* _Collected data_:
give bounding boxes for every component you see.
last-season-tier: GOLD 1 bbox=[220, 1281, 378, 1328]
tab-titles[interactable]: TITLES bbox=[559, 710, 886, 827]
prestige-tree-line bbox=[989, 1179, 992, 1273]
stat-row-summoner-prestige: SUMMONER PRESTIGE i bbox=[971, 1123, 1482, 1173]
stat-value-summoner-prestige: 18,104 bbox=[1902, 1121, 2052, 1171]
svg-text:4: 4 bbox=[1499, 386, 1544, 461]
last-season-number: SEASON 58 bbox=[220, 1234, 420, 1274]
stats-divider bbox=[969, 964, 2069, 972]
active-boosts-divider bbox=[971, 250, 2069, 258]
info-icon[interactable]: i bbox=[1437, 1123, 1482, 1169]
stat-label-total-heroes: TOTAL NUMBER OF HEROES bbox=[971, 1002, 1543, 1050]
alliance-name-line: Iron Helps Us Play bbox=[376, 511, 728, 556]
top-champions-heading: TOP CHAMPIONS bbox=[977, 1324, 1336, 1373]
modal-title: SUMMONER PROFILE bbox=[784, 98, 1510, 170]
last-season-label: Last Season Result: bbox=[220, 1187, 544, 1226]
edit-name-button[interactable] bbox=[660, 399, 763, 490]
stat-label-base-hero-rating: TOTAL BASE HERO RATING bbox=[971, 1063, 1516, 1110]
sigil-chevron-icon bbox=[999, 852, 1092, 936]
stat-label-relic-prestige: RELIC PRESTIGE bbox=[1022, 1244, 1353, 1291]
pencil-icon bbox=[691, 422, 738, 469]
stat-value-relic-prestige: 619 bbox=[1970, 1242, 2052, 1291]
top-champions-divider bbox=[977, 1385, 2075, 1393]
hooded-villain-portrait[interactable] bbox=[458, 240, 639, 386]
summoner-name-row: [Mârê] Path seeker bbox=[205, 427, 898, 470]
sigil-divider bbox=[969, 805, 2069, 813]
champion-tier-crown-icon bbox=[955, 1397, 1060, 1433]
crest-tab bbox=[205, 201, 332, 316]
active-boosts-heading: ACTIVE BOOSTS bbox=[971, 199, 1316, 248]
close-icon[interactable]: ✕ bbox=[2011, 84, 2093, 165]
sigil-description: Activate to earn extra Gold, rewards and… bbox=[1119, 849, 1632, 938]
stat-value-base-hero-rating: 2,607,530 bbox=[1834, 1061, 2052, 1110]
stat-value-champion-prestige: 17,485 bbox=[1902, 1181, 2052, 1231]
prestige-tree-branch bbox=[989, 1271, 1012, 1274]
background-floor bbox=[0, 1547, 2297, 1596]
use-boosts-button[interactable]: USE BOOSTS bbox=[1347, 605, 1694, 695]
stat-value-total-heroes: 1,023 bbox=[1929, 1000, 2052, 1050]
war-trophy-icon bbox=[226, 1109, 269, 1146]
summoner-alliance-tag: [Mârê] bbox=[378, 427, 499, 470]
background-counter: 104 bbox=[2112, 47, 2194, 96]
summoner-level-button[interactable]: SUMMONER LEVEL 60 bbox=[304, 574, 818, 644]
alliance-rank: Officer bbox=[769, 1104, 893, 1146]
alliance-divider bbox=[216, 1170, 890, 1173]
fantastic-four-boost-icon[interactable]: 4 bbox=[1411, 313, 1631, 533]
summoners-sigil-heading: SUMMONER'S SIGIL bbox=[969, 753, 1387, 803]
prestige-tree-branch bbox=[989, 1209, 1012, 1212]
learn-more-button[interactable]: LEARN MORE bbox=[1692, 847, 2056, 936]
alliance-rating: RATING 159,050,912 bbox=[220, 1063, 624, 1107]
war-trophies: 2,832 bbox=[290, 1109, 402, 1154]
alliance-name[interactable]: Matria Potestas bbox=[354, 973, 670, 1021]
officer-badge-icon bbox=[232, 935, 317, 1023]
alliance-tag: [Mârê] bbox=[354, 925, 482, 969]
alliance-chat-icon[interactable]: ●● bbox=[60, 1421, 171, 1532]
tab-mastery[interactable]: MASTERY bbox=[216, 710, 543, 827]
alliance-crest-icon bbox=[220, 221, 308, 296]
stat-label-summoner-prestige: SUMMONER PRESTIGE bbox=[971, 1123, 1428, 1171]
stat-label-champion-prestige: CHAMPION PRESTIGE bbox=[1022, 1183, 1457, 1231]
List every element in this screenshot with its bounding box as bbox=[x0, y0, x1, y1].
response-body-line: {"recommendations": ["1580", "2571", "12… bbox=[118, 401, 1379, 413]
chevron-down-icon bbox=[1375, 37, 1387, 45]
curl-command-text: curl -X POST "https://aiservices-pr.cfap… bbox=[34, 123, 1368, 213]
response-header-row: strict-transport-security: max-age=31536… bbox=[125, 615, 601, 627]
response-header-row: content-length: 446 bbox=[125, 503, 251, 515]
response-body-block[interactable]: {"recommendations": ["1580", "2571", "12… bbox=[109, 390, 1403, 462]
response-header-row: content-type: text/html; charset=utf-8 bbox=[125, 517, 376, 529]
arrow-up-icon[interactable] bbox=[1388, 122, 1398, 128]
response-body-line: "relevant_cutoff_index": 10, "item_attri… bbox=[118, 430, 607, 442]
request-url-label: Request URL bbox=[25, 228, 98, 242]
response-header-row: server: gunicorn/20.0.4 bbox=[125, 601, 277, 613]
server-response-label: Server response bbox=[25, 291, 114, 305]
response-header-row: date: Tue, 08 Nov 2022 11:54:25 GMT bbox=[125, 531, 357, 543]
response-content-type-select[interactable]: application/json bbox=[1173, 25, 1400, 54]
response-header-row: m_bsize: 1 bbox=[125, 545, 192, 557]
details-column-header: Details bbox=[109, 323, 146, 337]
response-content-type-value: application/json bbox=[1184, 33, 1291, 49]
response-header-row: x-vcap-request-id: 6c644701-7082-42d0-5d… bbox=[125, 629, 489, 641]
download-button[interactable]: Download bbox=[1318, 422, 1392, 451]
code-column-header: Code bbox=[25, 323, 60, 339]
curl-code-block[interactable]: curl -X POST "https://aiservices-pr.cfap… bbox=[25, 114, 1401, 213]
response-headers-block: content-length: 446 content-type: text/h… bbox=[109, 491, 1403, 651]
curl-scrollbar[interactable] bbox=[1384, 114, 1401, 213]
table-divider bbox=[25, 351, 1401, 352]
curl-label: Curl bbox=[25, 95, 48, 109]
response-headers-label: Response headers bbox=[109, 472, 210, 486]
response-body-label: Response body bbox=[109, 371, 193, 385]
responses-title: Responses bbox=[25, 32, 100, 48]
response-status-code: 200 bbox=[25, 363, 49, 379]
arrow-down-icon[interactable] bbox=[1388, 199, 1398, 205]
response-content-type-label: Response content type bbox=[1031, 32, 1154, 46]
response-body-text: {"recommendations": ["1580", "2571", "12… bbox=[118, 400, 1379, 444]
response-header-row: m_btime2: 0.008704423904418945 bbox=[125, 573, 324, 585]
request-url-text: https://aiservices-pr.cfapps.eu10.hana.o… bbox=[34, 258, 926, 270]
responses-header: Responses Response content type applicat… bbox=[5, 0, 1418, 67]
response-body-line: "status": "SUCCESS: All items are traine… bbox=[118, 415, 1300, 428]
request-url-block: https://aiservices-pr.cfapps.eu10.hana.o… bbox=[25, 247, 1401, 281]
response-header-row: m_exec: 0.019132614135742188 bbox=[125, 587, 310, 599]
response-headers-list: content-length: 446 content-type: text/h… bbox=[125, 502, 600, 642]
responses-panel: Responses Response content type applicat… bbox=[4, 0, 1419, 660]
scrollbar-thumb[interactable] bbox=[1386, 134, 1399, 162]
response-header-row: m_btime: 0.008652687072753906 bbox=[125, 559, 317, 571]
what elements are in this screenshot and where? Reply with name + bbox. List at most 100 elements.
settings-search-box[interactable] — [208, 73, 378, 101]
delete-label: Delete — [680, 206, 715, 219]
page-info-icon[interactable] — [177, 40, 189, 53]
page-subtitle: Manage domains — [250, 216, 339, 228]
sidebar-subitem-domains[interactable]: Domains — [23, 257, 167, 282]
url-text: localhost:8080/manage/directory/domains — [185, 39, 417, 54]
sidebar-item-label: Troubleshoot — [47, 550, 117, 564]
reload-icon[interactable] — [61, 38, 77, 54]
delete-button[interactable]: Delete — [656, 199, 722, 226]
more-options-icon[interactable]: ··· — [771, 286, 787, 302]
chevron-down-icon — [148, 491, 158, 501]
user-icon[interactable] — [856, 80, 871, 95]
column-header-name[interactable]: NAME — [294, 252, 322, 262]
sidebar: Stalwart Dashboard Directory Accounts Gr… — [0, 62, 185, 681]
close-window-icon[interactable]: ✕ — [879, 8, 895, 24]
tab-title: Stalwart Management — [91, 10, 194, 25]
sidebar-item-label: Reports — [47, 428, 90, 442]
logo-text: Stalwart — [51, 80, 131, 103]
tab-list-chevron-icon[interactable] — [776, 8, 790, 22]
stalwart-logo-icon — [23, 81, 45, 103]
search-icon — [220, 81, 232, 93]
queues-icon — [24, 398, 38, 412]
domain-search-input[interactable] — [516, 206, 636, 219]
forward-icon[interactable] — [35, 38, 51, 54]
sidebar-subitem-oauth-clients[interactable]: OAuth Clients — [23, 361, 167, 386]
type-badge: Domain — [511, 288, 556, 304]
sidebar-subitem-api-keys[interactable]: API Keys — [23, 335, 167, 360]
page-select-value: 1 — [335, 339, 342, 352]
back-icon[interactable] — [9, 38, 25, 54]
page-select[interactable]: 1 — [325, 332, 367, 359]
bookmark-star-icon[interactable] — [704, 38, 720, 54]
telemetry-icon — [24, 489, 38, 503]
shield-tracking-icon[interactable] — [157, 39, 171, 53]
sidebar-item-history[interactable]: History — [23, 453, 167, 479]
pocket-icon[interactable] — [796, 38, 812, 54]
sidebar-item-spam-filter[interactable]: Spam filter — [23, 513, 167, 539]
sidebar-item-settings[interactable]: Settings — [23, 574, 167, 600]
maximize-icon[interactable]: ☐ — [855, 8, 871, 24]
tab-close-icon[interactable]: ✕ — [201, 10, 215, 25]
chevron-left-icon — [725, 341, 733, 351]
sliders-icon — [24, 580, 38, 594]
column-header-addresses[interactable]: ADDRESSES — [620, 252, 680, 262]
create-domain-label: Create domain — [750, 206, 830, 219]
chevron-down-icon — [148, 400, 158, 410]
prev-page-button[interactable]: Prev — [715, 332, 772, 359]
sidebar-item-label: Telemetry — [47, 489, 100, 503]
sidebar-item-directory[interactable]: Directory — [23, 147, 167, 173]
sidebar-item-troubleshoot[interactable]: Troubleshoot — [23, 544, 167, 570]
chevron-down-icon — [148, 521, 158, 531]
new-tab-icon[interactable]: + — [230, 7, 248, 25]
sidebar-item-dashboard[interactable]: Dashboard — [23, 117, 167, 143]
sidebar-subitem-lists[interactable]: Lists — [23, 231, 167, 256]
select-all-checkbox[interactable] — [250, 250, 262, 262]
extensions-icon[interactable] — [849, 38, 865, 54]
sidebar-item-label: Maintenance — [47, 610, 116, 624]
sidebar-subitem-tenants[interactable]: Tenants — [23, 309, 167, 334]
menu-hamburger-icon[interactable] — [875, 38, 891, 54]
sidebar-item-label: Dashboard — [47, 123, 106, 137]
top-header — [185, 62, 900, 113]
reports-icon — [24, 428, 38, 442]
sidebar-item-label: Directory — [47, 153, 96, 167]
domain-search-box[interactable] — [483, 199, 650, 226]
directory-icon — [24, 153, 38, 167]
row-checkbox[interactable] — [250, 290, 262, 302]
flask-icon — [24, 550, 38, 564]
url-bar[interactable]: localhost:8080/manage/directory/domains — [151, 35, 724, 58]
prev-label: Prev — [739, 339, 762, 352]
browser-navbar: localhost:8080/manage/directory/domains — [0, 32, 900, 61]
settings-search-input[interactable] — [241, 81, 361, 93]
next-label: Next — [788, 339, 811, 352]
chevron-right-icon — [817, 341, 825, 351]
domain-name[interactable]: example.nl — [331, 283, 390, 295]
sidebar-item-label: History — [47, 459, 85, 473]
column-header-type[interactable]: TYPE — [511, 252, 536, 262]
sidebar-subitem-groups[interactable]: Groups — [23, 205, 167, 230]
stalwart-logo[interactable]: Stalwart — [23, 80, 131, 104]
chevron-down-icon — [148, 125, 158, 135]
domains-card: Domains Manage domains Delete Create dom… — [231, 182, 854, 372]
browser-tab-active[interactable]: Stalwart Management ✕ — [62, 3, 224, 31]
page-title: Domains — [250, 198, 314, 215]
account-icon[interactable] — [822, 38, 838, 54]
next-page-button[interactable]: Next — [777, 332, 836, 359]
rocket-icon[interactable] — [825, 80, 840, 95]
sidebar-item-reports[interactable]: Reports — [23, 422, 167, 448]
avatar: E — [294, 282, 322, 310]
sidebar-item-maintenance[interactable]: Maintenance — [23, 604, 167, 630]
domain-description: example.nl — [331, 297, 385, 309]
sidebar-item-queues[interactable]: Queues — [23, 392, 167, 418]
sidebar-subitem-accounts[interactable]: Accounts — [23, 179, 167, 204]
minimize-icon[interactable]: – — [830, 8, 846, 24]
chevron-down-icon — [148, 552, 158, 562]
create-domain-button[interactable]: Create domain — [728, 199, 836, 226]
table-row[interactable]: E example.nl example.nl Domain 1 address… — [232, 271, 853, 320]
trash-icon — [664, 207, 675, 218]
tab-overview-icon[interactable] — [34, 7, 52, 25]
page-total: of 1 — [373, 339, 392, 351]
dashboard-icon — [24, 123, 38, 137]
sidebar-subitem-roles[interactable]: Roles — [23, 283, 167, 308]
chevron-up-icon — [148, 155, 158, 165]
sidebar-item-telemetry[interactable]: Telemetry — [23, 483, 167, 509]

* _YOUR GOAL_:
Present the entries from the start through the line containing "crest-tab bbox=[205, 201, 332, 316]", both ends included, as a Markdown table with the columns Row and Line. Put each line's number in Row and its text in Line, and leave out any blank lines.

* _FINISHED TASK_:
| Row | Line |
|---|---|
| 1 | give bounding boxes for every component you see. |
| 2 | last-season-tier: GOLD 1 bbox=[220, 1281, 378, 1328] |
| 3 | tab-titles[interactable]: TITLES bbox=[559, 710, 886, 827] |
| 4 | prestige-tree-line bbox=[989, 1179, 992, 1273] |
| 5 | stat-row-summoner-prestige: SUMMONER PRESTIGE i bbox=[971, 1123, 1482, 1173] |
| 6 | stat-value-summoner-prestige: 18,104 bbox=[1902, 1121, 2052, 1171] |
| 7 | svg-text:4: 4 bbox=[1499, 386, 1544, 461] |
| 8 | last-season-number: SEASON 58 bbox=[220, 1234, 420, 1274] |
| 9 | stats-divider bbox=[969, 964, 2069, 972] |
| 10 | active-boosts-divider bbox=[971, 250, 2069, 258] |
| 11 | info-icon[interactable]: i bbox=[1437, 1123, 1482, 1169] |
| 12 | stat-label-total-heroes: TOTAL NUMBER OF HEROES bbox=[971, 1002, 1543, 1050] |
| 13 | alliance-name-line: Iron Helps Us Play bbox=[376, 511, 728, 556] |
| 14 | top-champions-heading: TOP CHAMPIONS bbox=[977, 1324, 1336, 1373] |
| 15 | modal-title: SUMMONER PROFILE bbox=[784, 98, 1510, 170] |
| 16 | last-season-label: Last Season Result: bbox=[220, 1187, 544, 1226] |
| 17 | edit-name-button[interactable] bbox=[660, 399, 763, 490] |
| 18 | stat-label-base-hero-rating: TOTAL BASE HERO RATING bbox=[971, 1063, 1516, 1110] |
| 19 | sigil-chevron-icon bbox=[999, 852, 1092, 936] |
| 20 | stat-label-relic-prestige: RELIC PRESTIGE bbox=[1022, 1244, 1353, 1291] |
| 21 | pencil-icon bbox=[691, 422, 738, 469] |
| 22 | stat-value-relic-prestige: 619 bbox=[1970, 1242, 2052, 1291] |
| 23 | top-champions-divider bbox=[977, 1385, 2075, 1393] |
| 24 | hooded-villain-portrait[interactable] bbox=[458, 240, 639, 386] |
| 25 | summoner-name-row: [Mârê] Path seeker bbox=[205, 427, 898, 470] |
| 26 | sigil-divider bbox=[969, 805, 2069, 813] |
| 27 | champion-tier-crown-icon bbox=[955, 1397, 1060, 1433] |
| 28 | crest-tab bbox=[205, 201, 332, 316] |